Pictures do not belong in your copy. Repeat all the other data exactly.

○ ○ ○ ○ ○ ○ ○

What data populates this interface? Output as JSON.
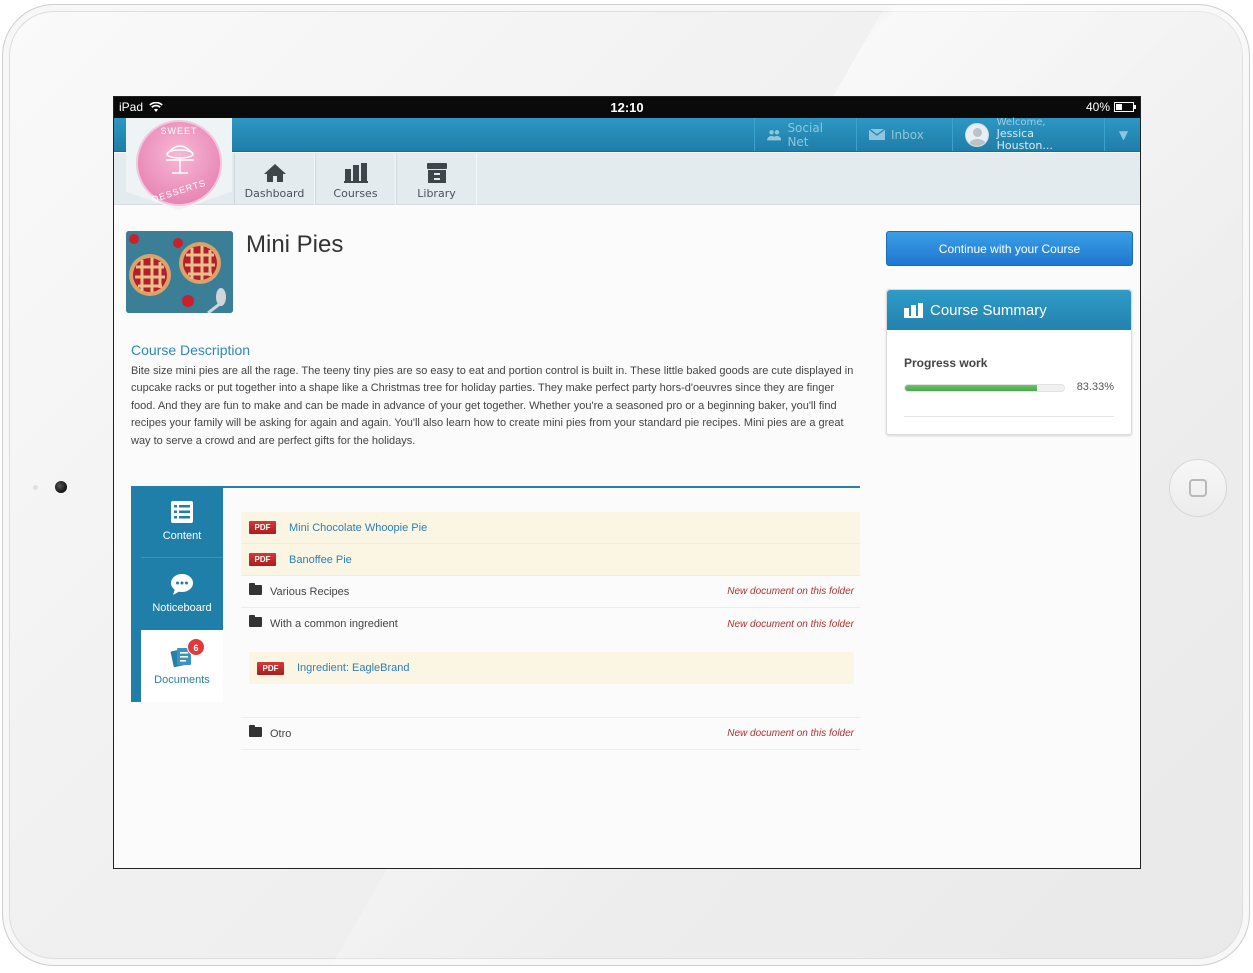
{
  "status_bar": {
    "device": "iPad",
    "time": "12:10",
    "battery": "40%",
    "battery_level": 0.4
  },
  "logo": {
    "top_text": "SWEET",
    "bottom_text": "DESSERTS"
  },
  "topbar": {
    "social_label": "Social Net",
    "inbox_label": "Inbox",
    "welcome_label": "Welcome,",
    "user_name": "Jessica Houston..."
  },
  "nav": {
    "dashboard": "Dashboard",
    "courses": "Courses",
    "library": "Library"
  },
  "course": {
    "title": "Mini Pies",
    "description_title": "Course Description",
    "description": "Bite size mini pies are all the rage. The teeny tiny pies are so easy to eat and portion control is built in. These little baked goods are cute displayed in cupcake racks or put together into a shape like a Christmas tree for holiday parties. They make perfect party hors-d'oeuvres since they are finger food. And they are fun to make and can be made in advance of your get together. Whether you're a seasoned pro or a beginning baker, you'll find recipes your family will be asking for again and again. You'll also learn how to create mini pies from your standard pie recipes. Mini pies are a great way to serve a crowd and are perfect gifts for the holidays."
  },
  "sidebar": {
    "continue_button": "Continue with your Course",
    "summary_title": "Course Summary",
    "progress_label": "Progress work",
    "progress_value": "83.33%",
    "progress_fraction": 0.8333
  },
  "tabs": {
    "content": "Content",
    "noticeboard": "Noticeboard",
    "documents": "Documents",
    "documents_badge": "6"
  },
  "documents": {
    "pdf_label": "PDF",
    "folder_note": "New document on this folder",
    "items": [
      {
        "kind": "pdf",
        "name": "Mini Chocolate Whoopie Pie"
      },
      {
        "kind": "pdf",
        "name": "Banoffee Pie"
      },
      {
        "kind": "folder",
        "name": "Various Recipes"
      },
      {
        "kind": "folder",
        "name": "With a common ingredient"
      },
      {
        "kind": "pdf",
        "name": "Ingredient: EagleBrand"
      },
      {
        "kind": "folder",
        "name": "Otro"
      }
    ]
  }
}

○ ○ ○ ○ ○ ○ ○

**Finished task**:
What data populates this interface? Output as JSON.
{
  "status_bar": {
    "device": "iPad",
    "time": "12:10",
    "battery": "40%",
    "battery_level": 0.4
  },
  "logo": {
    "top_text": "SWEET",
    "bottom_text": "DESSERTS"
  },
  "topbar": {
    "social_label": "Social Net",
    "inbox_label": "Inbox",
    "welcome_label": "Welcome,",
    "user_name": "Jessica Houston..."
  },
  "nav": {
    "dashboard": "Dashboard",
    "courses": "Courses",
    "library": "Library"
  },
  "course": {
    "title": "Mini Pies",
    "description_title": "Course Description",
    "description": "Bite size mini pies are all the rage. The teeny tiny pies are so easy to eat and portion control is built in. These little baked goods are cute displayed in cupcake racks or put together into a shape like a Christmas tree for holiday parties. They make perfect party hors-d'oeuvres since they are finger food. And they are fun to make and can be made in advance of your get together. Whether you're a seasoned pro or a beginning baker, you'll find recipes your family will be asking for again and again. You'll also learn how to create mini pies from your standard pie recipes. Mini pies are a great way to serve a crowd and are perfect gifts for the holidays."
  },
  "sidebar": {
    "continue_button": "Continue with your Course",
    "summary_title": "Course Summary",
    "progress_label": "Progress work",
    "progress_value": "83.33%",
    "progress_fraction": 0.8333
  },
  "tabs": {
    "content": "Content",
    "noticeboard": "Noticeboard",
    "documents": "Documents",
    "documents_badge": "6"
  },
  "documents": {
    "pdf_label": "PDF",
    "folder_note": "New document on this folder",
    "items": [
      {
        "kind": "pdf",
        "name": "Mini Chocolate Whoopie Pie"
      },
      {
        "kind": "pdf",
        "name": "Banoffee Pie"
      },
      {
        "kind": "folder",
        "name": "Various Recipes"
      },
      {
        "kind": "folder",
        "name": "With a common ingredient"
      },
      {
        "kind": "pdf",
        "name": "Ingredient: EagleBrand"
      },
      {
        "kind": "folder",
        "name": "Otro"
      }
    ]
  }
}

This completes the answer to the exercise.